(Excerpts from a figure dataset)
--------------------------------------------------

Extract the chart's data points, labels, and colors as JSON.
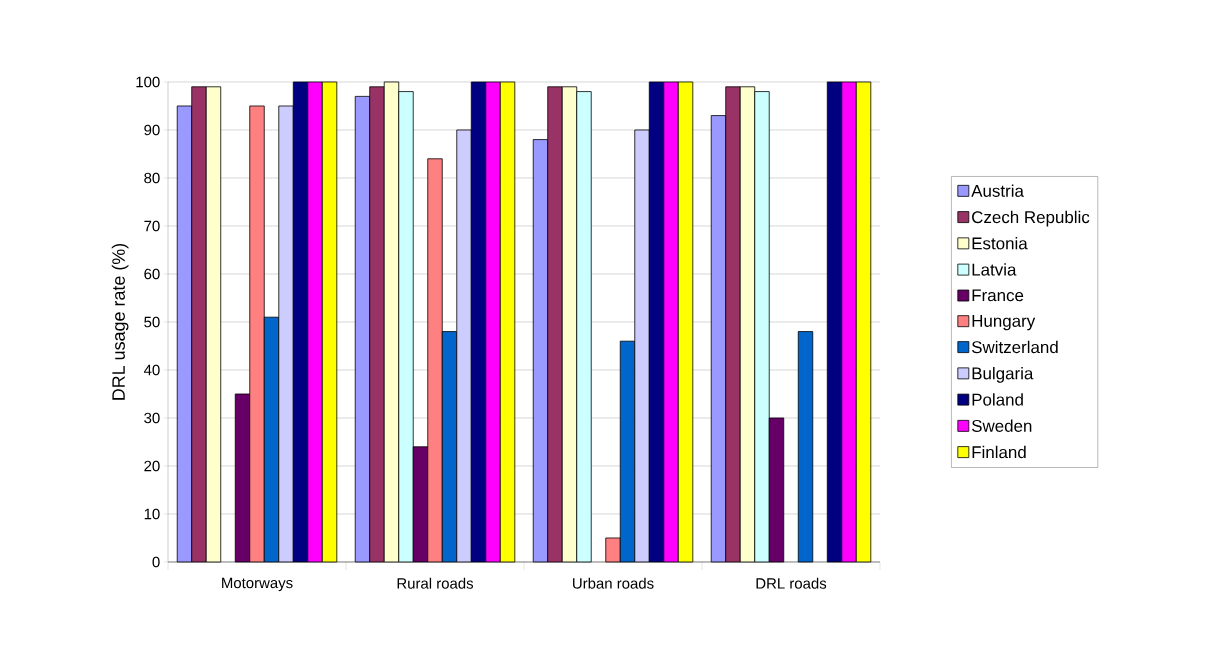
{
  "chart_data": {
    "type": "bar",
    "ylabel": "DRL usage rate (%)",
    "categories": [
      "Motorways",
      "Rural roads",
      "Urban roads",
      "DRL roads"
    ],
    "ylim": [
      0,
      100
    ],
    "yticks": [
      0,
      10,
      20,
      30,
      40,
      50,
      60,
      70,
      80,
      90,
      100
    ],
    "grid": "y",
    "legend": "right",
    "series": [
      {
        "name": "Austria",
        "color": "#9999ff",
        "values": [
          95,
          97,
          88,
          93
        ]
      },
      {
        "name": "Czech Republic",
        "color": "#993366",
        "values": [
          99,
          99,
          99,
          99
        ]
      },
      {
        "name": "Estonia",
        "color": "#ffffcc",
        "values": [
          99,
          100,
          99,
          99
        ]
      },
      {
        "name": "Latvia",
        "color": "#ccffff",
        "values": [
          null,
          98,
          98,
          98
        ]
      },
      {
        "name": "France",
        "color": "#660066",
        "values": [
          35,
          24,
          null,
          30
        ]
      },
      {
        "name": "Hungary",
        "color": "#ff8080",
        "values": [
          95,
          84,
          5,
          null
        ]
      },
      {
        "name": "Switzerland",
        "color": "#0066cc",
        "values": [
          51,
          48,
          46,
          48
        ]
      },
      {
        "name": "Bulgaria",
        "color": "#ccccff",
        "values": [
          95,
          90,
          90,
          null
        ]
      },
      {
        "name": "Poland",
        "color": "#000080",
        "values": [
          100,
          100,
          100,
          100
        ]
      },
      {
        "name": "Sweden",
        "color": "#ff00ff",
        "values": [
          100,
          100,
          100,
          100
        ]
      },
      {
        "name": "Finland",
        "color": "#ffff00",
        "values": [
          100,
          100,
          100,
          100
        ]
      }
    ]
  }
}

--------------------------------------------------

▶ **GOAL**
Going through the records above, state how many lines carry "name", with no other text.

▶ **ANSWER TO THIS PROBLEM**
11